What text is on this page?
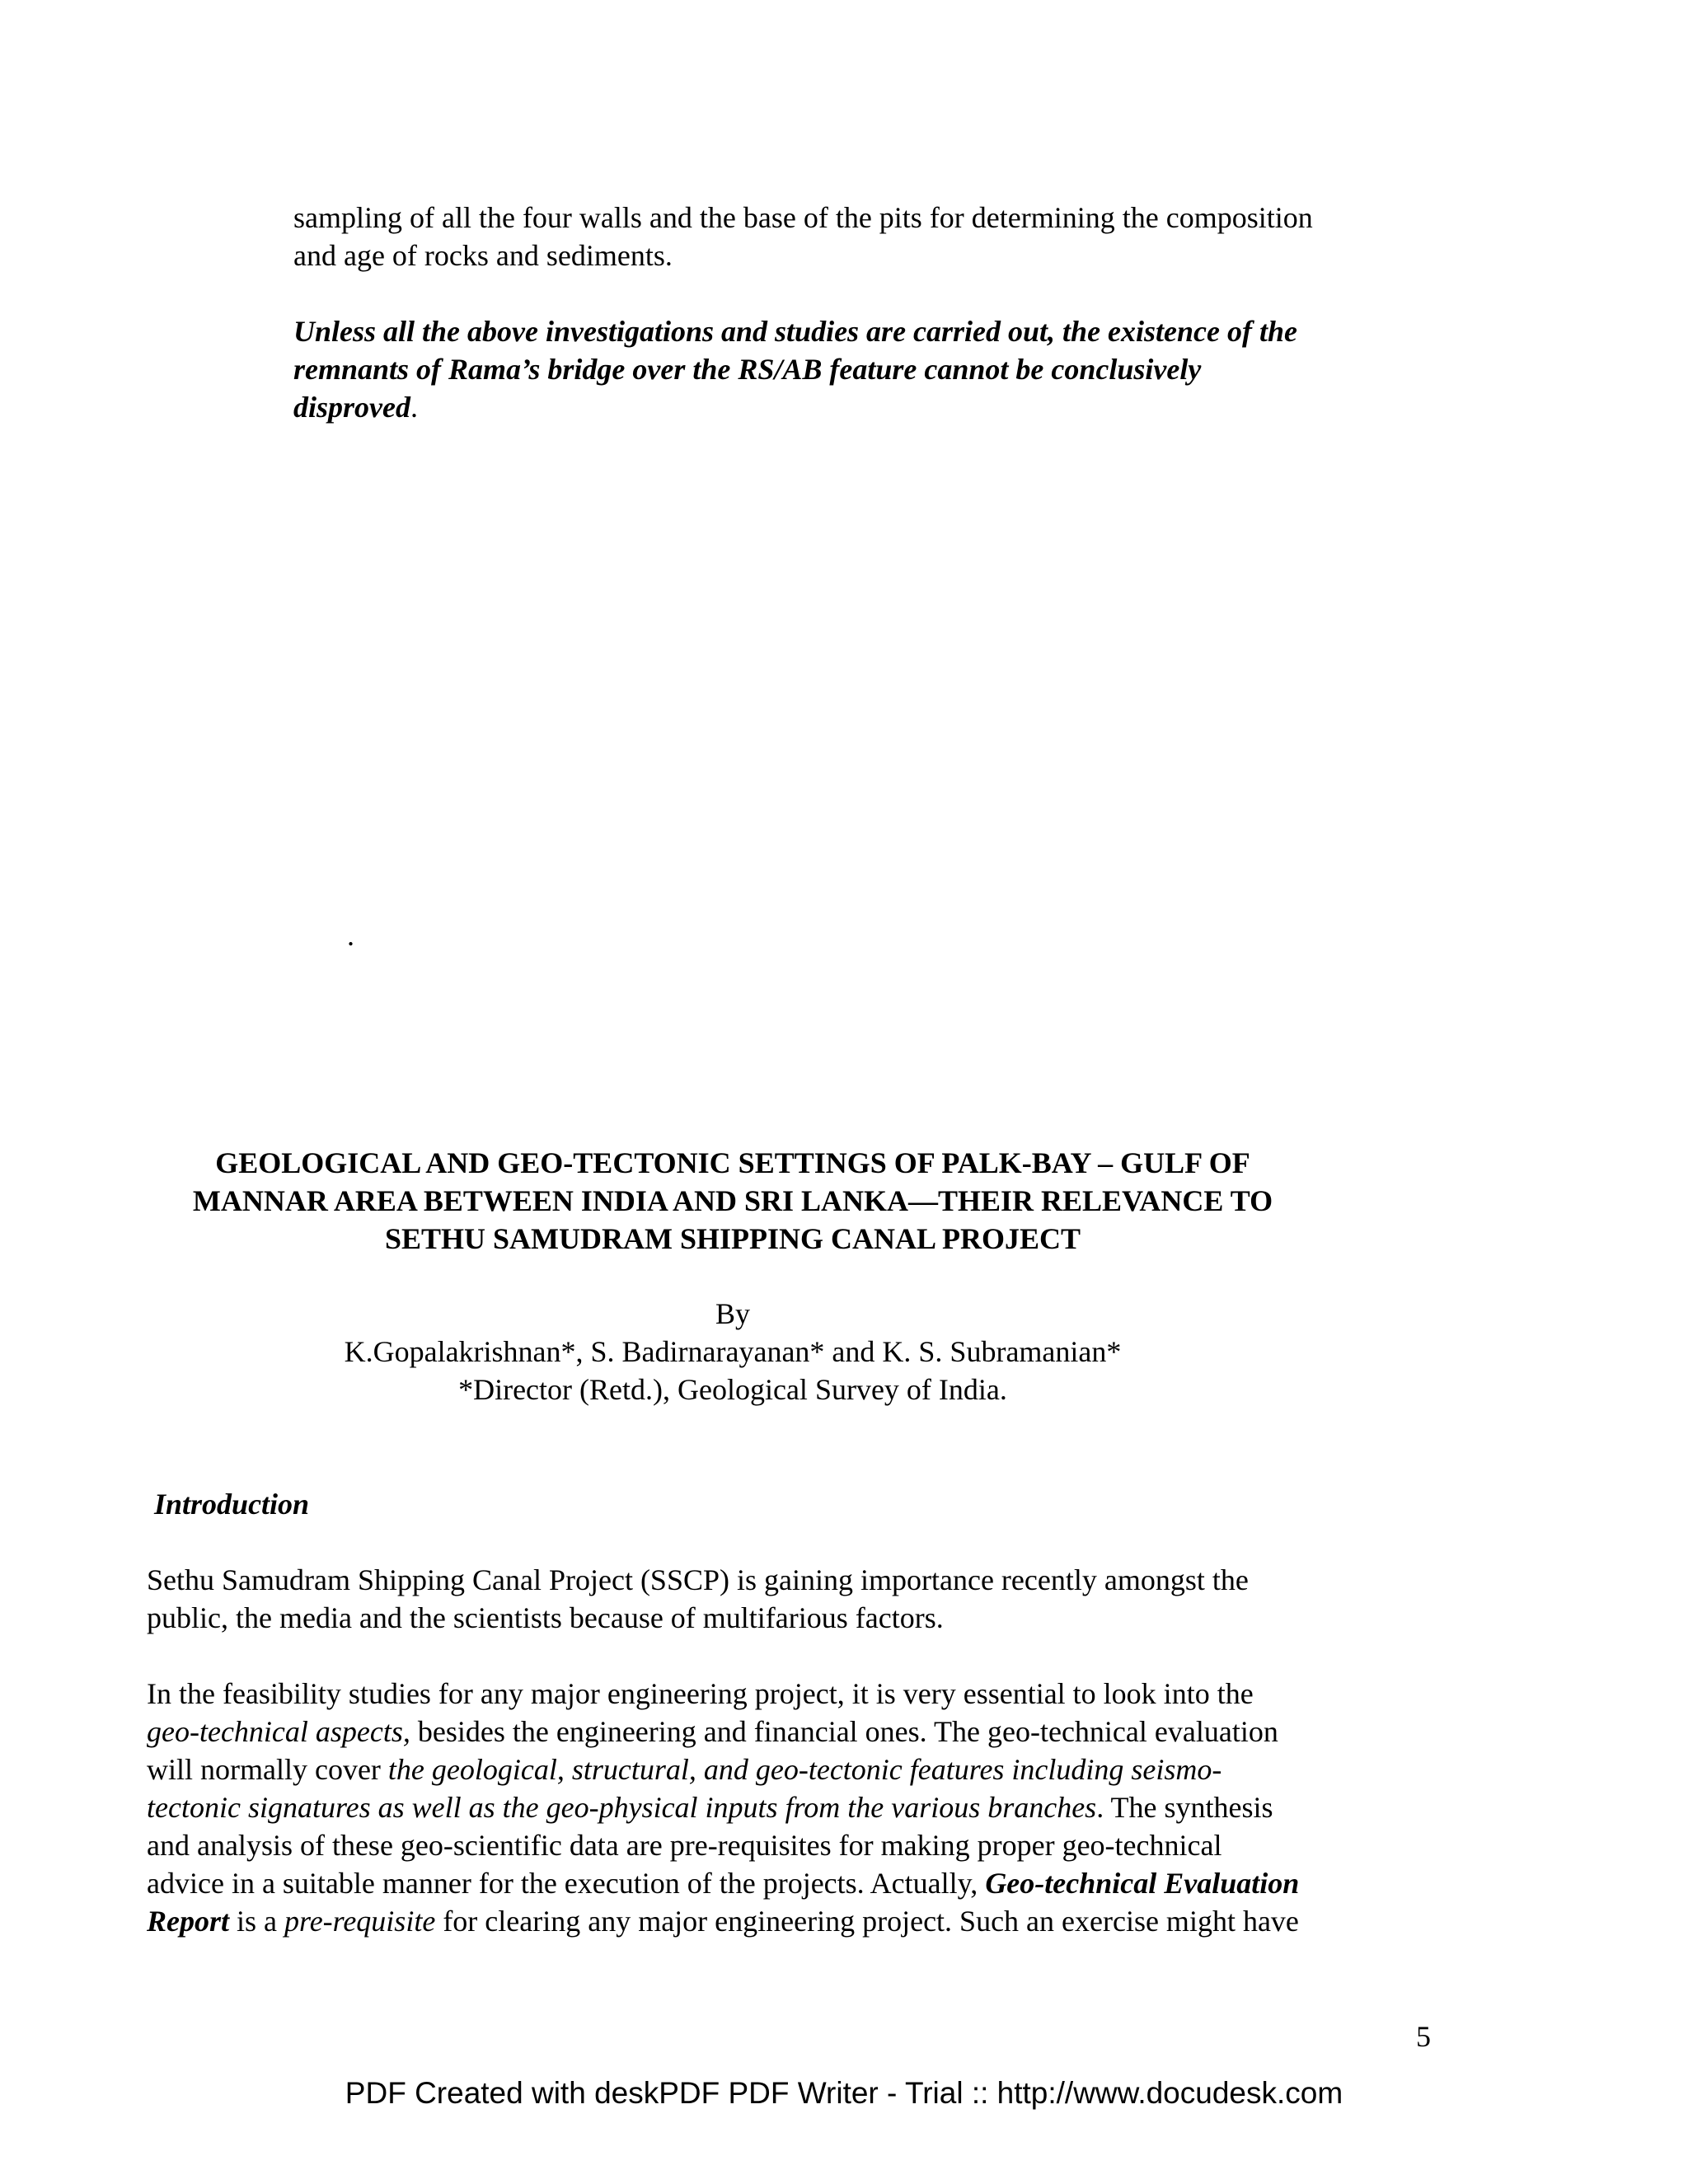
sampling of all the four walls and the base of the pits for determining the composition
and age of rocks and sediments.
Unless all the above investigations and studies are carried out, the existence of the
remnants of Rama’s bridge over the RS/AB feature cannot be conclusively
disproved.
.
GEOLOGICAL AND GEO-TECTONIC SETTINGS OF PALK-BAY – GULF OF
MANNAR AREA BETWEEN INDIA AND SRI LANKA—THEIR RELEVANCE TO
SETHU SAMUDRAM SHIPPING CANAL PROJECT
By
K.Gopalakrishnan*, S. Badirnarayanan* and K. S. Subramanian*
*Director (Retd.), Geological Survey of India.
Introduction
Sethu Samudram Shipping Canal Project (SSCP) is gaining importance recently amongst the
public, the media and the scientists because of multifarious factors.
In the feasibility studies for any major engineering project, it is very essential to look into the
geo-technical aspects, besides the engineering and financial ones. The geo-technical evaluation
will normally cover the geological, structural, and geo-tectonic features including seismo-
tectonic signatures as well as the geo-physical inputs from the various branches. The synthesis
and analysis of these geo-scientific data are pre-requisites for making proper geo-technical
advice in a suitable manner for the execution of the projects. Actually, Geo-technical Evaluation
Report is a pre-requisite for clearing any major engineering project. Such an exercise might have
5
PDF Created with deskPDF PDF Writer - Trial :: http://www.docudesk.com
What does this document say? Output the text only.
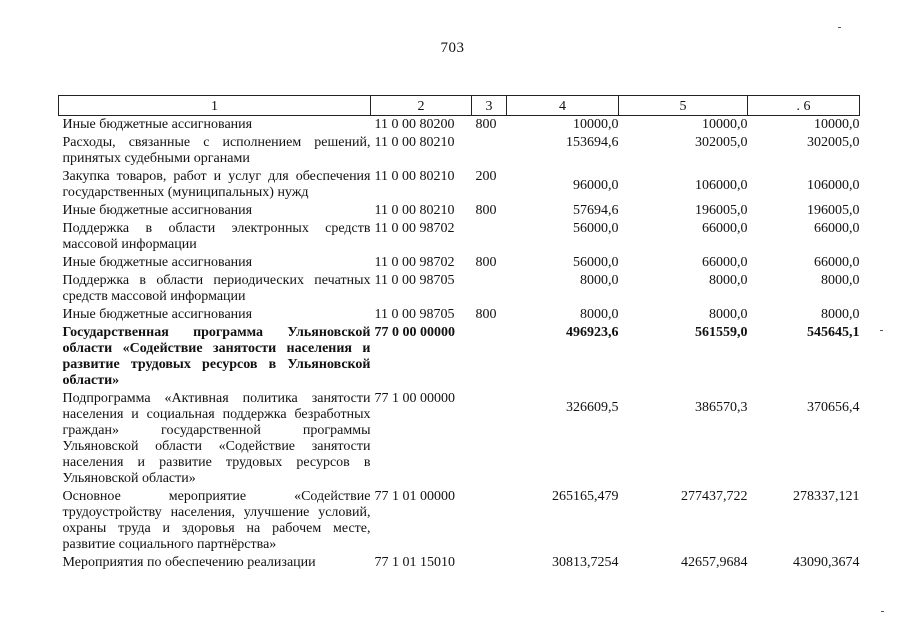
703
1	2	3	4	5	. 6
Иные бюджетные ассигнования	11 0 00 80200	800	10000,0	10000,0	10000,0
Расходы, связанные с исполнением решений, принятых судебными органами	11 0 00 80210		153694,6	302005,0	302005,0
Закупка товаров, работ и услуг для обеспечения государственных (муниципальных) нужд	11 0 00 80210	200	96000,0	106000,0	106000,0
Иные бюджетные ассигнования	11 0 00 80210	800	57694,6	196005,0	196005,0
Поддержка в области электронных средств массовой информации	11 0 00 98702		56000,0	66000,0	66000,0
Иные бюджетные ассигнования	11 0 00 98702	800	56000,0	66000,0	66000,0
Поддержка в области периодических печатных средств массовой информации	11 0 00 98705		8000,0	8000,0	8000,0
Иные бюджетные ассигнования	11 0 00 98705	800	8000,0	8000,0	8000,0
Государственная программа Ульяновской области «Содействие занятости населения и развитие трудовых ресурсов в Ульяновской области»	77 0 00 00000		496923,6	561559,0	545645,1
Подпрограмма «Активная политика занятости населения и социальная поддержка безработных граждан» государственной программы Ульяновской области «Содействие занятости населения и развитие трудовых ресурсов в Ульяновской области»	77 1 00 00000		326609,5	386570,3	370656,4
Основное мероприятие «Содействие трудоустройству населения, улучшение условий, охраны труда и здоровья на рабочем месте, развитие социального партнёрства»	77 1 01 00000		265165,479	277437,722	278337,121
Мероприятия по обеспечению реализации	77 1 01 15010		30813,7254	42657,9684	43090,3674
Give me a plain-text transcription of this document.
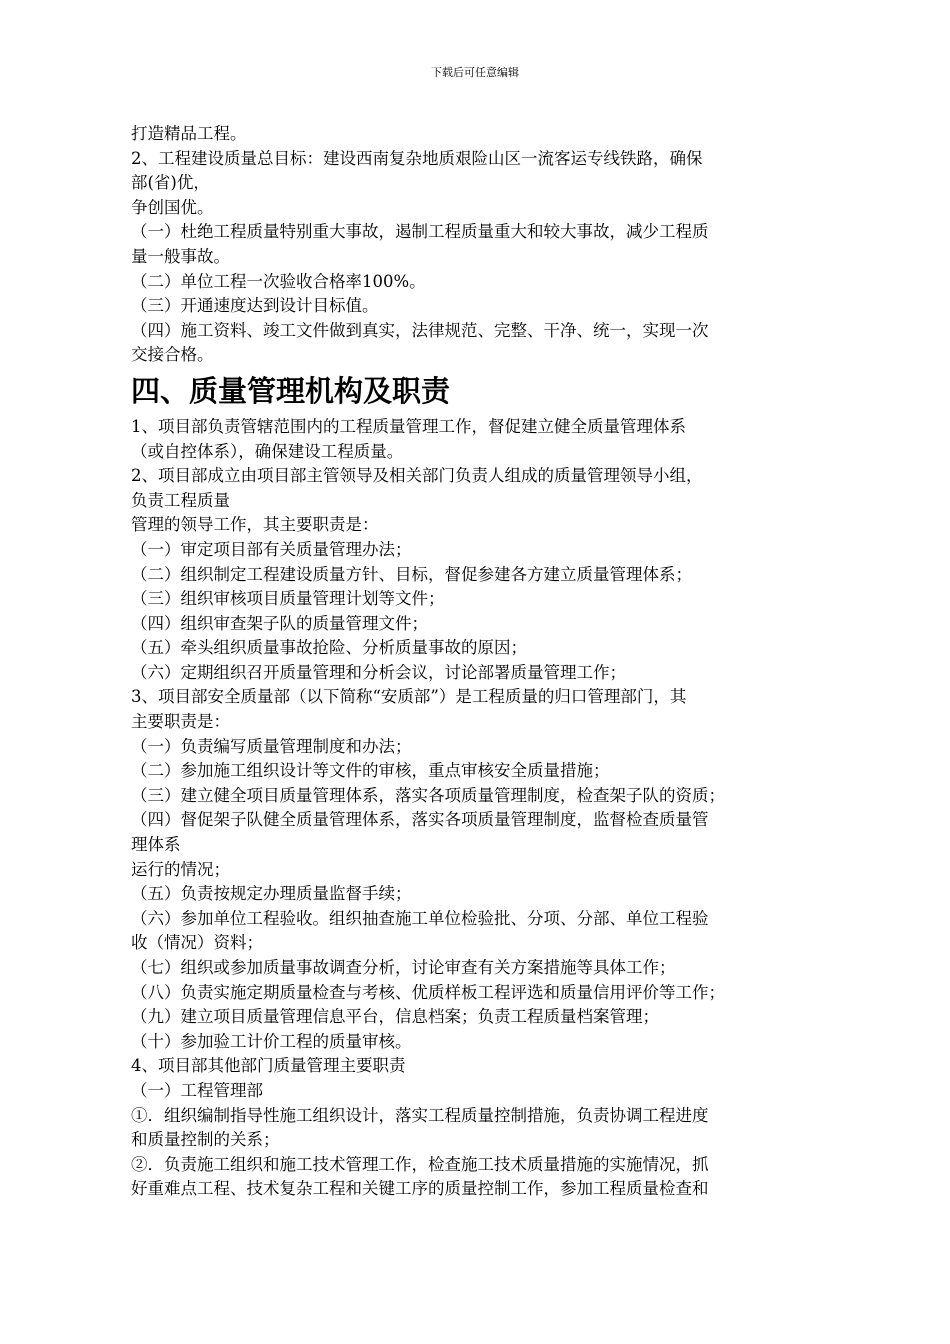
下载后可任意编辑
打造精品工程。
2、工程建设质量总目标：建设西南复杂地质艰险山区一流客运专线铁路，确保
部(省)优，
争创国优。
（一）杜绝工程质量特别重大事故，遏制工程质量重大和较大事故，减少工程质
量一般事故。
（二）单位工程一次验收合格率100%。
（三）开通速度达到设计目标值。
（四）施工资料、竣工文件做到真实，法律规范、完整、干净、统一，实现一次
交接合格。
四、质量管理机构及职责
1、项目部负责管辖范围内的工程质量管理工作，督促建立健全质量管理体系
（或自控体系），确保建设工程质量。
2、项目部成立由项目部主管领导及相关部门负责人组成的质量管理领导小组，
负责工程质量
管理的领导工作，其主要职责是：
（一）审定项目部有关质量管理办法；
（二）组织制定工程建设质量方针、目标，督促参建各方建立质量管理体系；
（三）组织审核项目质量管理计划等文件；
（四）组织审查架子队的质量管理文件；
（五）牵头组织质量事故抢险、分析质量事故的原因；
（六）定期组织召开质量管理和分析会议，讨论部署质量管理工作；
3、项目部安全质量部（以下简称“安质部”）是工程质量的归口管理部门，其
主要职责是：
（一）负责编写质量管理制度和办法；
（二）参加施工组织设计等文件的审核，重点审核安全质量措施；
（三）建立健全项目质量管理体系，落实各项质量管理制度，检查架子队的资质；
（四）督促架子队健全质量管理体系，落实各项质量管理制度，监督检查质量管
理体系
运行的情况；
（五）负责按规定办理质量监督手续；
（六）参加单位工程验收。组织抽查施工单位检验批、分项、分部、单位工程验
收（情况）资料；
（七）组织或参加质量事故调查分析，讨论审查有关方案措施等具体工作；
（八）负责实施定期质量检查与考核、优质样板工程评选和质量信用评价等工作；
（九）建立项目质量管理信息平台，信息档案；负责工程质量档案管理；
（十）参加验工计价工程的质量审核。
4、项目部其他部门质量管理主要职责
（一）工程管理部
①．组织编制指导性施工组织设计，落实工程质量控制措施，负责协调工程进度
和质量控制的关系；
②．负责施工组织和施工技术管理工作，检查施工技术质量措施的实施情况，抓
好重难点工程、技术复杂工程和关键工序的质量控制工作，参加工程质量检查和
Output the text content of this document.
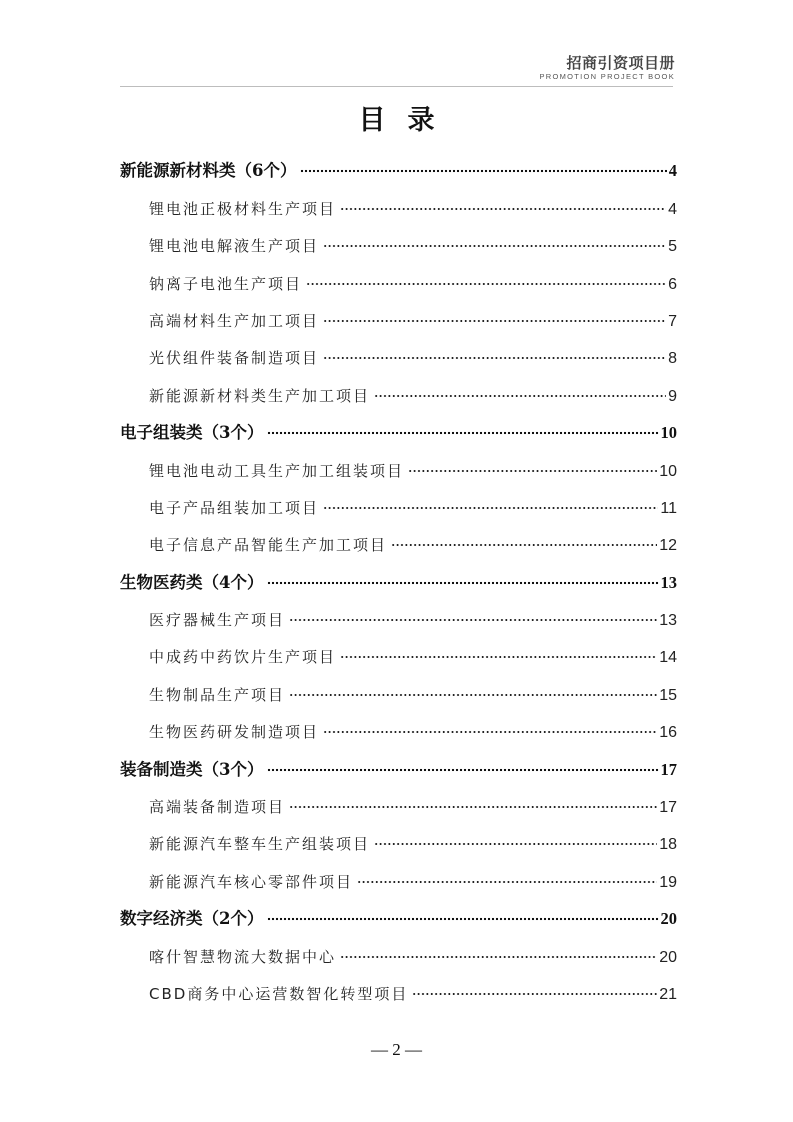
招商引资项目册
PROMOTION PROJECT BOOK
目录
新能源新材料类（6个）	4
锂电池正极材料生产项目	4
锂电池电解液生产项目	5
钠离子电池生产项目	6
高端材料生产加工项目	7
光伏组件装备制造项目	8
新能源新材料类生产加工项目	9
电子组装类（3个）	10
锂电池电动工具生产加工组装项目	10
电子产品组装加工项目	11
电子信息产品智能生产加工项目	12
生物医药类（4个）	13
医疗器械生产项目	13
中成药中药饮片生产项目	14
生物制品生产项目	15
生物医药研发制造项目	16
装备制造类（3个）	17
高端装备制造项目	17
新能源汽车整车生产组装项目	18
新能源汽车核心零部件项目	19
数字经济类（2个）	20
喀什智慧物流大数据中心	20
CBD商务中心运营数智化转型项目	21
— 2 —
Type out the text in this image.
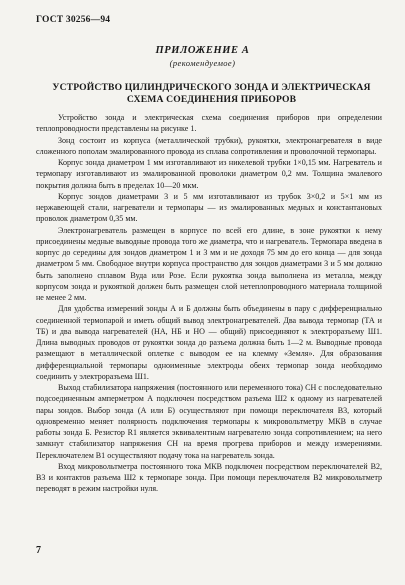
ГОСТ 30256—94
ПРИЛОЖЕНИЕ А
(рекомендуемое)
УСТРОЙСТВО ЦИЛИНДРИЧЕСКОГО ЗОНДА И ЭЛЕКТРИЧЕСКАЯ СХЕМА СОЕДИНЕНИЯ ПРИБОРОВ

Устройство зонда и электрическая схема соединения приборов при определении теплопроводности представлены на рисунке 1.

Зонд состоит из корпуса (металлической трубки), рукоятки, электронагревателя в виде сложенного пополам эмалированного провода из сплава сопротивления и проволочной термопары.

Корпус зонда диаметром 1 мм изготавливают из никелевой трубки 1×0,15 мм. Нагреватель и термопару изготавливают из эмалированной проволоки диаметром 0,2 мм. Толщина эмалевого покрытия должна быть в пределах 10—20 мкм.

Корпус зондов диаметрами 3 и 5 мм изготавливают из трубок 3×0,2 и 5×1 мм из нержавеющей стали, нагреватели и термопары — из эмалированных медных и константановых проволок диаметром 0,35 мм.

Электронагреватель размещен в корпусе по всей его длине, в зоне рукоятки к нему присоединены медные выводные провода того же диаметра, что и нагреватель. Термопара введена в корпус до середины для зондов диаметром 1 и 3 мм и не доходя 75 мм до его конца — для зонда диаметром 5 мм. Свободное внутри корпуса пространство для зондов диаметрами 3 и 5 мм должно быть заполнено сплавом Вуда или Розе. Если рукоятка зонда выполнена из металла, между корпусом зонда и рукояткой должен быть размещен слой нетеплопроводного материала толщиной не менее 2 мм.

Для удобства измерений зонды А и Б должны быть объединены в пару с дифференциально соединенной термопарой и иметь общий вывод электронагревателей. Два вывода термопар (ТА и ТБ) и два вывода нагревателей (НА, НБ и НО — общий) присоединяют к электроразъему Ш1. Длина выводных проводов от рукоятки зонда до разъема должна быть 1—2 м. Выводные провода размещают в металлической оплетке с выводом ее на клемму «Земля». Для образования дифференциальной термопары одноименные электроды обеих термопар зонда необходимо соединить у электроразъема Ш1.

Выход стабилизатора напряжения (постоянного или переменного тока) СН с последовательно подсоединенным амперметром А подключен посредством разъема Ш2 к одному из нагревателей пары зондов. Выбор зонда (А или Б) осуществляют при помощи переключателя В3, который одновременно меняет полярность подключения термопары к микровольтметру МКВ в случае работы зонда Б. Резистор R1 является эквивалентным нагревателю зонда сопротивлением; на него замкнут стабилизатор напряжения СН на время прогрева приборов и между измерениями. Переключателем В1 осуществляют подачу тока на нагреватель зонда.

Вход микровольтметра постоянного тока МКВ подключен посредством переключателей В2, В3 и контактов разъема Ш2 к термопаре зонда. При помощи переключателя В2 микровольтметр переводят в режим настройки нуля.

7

**What is required:** Where a line of the material above holds the string "изготавливают", copy that line.

**Solution to the problem:**
Корпус зонда диаметром 1 мм изготавливают из никелевой трубки 1×0,15 мм. Нагреватель и термопару изготавливают из эмалированной проволоки диаметром 0,2 мм. Толщина эмалевого покрытия должна быть в пределах 10—20 мкм.
Корпус зондов диаметрами 3 и 5 мм изготавливают из трубок 3×0,2 и 5×1 мм из нержавеющей стали, нагреватели и термопары — из эмалированных медных и константановых проволок диаметром 0,35 мм.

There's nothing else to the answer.